_INSTRUCTIONS FOR THE TASK_
Go through the material below and count the lines with the string "Milion"; the number is the whole answer.

■ ■ ■ ■

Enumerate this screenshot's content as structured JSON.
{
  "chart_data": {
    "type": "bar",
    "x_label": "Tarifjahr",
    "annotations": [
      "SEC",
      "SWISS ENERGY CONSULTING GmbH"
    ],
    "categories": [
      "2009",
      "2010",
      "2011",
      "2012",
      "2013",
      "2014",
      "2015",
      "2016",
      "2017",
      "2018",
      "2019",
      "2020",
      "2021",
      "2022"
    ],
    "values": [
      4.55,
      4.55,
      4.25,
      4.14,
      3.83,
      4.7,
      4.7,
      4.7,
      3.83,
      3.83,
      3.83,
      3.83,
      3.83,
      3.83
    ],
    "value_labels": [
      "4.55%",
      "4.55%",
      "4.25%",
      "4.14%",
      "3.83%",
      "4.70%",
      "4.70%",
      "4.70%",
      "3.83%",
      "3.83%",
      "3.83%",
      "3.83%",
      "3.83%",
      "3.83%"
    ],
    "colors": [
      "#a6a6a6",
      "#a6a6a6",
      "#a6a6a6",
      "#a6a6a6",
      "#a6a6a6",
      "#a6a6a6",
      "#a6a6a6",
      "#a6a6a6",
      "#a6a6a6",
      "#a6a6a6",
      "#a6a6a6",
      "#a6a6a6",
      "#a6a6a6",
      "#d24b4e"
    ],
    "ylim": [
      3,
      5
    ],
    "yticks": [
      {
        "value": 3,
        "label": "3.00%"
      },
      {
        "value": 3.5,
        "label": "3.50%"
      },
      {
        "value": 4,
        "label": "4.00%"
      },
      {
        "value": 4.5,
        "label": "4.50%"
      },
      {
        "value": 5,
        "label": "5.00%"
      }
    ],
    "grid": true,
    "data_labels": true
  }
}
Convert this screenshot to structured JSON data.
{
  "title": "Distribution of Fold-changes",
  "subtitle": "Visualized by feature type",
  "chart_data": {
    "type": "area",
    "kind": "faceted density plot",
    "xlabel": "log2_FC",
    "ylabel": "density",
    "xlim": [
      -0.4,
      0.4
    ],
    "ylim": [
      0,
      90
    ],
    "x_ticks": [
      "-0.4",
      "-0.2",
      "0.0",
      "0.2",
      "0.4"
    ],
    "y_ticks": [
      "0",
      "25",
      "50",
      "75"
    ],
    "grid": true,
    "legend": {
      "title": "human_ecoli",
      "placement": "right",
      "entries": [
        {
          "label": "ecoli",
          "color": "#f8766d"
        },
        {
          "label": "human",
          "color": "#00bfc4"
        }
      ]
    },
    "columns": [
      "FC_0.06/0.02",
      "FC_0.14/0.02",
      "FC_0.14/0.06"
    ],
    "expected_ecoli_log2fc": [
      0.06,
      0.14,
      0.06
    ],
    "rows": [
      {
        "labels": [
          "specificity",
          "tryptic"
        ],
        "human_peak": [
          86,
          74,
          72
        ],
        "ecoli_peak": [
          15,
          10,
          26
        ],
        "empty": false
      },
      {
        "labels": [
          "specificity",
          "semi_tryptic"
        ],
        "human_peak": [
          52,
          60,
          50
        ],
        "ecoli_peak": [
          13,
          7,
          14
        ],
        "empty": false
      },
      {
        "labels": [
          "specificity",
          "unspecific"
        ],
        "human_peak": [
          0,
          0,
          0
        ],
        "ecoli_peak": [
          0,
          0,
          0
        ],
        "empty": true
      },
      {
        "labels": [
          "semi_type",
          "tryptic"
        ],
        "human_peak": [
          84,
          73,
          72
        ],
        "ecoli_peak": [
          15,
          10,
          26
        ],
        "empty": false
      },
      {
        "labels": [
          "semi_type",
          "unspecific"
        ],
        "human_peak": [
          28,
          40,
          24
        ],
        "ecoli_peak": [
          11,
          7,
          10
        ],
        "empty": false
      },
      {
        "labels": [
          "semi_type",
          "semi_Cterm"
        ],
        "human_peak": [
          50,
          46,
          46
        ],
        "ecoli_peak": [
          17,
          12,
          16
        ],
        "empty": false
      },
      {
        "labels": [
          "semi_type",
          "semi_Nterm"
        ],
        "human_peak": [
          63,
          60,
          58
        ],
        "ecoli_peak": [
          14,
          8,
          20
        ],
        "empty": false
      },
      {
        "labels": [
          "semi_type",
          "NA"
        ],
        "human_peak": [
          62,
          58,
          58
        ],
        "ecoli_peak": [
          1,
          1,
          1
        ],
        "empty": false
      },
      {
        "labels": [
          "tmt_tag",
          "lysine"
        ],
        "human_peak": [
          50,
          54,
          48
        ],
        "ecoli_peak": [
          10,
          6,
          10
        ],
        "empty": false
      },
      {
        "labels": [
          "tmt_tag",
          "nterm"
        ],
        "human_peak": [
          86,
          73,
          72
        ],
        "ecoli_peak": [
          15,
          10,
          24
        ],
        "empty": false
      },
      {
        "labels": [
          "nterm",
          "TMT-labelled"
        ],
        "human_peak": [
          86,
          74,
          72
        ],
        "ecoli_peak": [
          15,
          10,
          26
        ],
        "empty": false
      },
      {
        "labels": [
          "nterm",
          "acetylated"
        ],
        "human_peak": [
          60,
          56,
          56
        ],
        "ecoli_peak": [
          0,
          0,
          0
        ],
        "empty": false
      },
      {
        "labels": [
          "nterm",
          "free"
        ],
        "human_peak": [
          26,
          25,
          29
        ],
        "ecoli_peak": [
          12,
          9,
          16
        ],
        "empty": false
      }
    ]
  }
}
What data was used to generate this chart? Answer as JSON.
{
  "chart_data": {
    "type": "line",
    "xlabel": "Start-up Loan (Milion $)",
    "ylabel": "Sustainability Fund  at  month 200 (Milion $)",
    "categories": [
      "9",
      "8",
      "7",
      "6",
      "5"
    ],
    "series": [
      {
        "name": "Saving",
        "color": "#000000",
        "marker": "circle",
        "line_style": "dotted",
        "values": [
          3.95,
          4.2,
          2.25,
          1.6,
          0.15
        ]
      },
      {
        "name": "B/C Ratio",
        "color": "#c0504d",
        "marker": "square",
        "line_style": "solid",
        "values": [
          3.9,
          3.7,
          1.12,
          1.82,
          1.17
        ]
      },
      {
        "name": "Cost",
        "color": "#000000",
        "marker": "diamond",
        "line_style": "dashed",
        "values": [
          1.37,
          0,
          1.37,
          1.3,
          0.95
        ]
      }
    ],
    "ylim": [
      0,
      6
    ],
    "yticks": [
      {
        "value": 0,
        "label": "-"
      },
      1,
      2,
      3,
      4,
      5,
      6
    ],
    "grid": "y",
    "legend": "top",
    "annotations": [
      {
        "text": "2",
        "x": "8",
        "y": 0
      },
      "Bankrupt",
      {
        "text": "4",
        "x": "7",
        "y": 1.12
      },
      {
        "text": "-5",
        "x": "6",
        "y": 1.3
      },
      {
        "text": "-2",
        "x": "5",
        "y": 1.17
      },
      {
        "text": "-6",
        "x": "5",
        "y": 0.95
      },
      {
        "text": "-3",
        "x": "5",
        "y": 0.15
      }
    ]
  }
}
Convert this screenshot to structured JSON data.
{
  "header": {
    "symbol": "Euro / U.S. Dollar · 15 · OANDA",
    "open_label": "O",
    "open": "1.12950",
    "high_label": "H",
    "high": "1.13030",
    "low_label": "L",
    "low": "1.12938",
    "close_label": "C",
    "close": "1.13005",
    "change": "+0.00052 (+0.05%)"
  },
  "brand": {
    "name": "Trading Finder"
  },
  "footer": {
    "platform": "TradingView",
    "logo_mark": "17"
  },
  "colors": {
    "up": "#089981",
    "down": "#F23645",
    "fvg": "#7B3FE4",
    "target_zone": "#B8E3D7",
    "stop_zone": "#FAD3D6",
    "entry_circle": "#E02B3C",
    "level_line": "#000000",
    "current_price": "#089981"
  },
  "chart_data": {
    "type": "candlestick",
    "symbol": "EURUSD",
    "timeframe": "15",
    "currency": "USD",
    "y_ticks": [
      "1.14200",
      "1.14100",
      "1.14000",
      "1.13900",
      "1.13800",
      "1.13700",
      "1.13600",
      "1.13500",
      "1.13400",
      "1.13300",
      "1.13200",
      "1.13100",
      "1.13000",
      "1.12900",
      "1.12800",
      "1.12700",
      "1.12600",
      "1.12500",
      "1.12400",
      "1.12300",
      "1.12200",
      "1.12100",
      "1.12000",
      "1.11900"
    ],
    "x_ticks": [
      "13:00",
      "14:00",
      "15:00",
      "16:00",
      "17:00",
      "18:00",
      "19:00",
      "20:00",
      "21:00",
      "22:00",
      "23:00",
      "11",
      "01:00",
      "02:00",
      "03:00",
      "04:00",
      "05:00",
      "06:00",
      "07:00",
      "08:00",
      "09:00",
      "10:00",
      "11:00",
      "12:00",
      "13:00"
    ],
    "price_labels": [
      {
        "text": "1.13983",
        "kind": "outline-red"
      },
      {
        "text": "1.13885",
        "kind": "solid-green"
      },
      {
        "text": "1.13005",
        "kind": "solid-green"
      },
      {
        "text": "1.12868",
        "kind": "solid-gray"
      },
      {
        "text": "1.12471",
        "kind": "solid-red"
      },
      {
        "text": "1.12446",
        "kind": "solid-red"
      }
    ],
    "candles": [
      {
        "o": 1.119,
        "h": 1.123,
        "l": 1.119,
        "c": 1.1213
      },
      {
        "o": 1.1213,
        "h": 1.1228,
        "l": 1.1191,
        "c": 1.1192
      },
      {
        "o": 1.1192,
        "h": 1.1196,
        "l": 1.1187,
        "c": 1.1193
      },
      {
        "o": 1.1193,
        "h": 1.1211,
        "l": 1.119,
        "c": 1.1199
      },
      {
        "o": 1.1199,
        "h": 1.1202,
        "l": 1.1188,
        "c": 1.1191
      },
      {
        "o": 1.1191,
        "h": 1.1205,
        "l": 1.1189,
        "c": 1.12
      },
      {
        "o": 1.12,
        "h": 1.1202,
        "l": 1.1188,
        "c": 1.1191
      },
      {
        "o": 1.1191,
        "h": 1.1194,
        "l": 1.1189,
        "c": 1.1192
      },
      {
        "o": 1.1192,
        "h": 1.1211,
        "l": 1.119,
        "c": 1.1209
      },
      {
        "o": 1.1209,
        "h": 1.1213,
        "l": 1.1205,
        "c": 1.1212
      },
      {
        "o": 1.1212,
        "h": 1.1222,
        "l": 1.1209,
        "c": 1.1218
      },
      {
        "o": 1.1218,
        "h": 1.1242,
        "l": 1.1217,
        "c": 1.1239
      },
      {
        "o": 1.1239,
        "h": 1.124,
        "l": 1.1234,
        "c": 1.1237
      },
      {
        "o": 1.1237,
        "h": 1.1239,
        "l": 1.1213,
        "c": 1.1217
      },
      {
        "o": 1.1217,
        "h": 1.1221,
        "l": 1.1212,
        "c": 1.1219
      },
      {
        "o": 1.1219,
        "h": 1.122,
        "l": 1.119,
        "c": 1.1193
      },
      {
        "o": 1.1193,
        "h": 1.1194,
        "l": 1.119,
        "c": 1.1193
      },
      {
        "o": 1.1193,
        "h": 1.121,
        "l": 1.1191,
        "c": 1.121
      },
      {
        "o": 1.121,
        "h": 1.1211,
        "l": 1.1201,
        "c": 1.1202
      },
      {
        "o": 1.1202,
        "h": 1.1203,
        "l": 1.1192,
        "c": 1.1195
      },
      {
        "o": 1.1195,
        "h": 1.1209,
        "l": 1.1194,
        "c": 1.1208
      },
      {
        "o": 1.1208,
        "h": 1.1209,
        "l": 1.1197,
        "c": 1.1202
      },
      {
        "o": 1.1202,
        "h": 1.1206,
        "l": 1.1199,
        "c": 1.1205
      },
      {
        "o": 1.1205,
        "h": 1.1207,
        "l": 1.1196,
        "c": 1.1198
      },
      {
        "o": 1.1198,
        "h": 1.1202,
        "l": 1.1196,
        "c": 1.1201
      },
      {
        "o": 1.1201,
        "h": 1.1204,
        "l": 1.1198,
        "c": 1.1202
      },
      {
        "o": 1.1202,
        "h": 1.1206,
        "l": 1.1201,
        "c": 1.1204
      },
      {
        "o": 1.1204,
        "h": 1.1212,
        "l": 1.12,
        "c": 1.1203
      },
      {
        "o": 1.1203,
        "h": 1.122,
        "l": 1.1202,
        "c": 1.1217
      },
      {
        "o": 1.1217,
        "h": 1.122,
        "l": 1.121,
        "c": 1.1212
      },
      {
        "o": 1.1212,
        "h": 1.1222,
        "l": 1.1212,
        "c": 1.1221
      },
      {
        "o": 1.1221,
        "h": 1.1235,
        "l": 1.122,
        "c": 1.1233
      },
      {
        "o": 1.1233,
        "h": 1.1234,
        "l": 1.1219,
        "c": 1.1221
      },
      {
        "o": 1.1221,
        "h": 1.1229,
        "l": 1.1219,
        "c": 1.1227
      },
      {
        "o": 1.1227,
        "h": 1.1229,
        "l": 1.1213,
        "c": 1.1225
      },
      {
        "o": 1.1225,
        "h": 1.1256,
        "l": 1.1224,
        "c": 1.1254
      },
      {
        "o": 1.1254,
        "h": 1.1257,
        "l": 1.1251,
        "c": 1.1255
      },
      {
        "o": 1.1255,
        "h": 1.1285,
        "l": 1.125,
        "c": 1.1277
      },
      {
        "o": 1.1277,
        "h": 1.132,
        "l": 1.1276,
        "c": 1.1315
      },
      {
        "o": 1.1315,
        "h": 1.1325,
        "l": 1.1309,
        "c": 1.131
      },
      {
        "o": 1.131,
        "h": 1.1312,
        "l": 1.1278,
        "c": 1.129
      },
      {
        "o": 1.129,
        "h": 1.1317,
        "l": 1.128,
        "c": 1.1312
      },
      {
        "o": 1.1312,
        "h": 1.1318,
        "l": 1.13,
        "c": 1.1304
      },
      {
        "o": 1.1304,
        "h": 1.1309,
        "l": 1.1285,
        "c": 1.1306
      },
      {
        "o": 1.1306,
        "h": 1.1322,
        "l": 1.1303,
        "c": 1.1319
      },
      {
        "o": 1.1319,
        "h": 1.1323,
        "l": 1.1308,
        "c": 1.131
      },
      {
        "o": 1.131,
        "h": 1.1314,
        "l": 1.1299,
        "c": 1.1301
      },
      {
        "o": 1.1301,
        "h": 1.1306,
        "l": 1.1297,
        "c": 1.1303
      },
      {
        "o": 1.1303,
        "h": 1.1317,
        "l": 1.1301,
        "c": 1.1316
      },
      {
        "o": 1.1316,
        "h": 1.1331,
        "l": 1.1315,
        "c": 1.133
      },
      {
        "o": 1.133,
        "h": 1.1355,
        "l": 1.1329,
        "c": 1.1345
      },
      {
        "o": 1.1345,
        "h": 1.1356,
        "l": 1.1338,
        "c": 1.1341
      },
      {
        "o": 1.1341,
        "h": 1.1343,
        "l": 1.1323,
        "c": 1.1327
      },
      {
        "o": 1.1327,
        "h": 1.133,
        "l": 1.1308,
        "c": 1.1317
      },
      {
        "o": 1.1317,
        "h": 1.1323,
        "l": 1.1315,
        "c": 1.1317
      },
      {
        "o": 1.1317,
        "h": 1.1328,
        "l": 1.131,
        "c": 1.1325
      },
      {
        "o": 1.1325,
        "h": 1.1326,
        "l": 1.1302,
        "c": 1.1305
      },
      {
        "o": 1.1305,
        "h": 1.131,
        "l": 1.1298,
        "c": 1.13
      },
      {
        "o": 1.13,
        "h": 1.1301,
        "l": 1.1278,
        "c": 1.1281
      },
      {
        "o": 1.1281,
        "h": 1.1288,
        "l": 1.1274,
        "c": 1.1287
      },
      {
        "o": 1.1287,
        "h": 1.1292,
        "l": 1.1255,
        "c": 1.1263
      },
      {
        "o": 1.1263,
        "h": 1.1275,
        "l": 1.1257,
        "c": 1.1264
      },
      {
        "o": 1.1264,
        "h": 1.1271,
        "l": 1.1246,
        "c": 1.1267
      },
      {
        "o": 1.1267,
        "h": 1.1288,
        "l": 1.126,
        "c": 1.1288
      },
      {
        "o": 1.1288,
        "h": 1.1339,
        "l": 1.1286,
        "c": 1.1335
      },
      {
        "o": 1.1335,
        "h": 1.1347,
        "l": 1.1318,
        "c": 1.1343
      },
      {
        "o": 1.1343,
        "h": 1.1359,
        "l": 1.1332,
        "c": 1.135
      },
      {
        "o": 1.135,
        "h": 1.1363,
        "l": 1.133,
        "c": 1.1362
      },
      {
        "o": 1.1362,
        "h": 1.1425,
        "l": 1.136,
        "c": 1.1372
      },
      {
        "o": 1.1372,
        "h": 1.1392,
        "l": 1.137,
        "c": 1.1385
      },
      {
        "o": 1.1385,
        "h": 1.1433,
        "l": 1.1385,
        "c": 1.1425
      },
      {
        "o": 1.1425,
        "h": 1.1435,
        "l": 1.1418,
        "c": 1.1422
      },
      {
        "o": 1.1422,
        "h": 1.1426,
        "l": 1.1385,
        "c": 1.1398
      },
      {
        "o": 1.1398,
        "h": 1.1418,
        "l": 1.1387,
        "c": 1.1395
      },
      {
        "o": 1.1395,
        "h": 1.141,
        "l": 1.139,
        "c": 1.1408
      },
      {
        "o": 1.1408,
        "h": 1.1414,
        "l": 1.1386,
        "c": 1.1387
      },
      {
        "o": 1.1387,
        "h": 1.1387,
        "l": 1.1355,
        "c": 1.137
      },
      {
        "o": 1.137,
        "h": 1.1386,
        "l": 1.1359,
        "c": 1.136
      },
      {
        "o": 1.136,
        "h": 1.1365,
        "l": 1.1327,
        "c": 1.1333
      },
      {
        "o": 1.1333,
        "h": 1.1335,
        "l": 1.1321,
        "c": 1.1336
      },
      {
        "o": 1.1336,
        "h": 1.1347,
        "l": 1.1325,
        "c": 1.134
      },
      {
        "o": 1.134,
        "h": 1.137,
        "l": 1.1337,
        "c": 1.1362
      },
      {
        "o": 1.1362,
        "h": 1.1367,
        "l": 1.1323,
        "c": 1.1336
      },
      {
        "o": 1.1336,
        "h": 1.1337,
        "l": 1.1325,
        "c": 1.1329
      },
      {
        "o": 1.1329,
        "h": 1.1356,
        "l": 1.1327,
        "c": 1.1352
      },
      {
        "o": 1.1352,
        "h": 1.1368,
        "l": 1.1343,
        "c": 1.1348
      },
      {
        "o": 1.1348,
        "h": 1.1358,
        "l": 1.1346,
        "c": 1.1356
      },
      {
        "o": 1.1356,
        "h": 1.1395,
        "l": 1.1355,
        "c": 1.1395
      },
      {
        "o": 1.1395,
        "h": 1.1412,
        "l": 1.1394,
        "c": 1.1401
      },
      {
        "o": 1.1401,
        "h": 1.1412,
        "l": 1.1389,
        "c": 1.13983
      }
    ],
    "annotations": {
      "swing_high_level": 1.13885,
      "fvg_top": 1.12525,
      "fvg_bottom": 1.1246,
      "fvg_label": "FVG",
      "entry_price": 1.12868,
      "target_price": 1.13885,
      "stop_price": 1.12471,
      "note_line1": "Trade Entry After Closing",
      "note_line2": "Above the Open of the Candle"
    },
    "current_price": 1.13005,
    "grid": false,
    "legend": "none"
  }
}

■ ■ ■ ■

_RESULT OF THIS TASK_
2